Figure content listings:
____________________

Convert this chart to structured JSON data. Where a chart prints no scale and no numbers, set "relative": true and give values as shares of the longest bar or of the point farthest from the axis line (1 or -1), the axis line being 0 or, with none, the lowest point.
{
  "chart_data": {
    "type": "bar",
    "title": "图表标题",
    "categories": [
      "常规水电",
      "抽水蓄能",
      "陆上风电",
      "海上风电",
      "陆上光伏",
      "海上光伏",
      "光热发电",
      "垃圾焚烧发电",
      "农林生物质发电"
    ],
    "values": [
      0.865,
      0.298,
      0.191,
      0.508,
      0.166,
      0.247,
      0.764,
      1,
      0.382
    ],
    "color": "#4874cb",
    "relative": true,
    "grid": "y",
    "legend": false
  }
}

____________________

#### Exercise requirements
The listing above should be transcribed in full, exactly as written.

#### Result of the task
Convert this chart to structured JSON data. Where a chart prints no scale and no numbers, set "relative": true and give values as shares of the longest bar or of the point farthest from the axis line (1 or -1), the axis line being 0 or, with none, the lowest point.
{
  "chart_data": {
    "type": "bar",
    "title": "图表标题",
    "categories": [
      "常规水电",
      "抽水蓄能",
      "陆上风电",
      "海上风电",
      "陆上光伏",
      "海上光伏",
      "光热发电",
      "垃圾焚烧发电",
      "农林生物质发电"
    ],
    "values": [
      0.865,
      0.298,
      0.191,
      0.508,
      0.166,
      0.247,
      0.764,
      1,
      0.382
    ],
    "color": "#4874cb",
    "relative": true,
    "grid": "y",
    "legend": false
  }
}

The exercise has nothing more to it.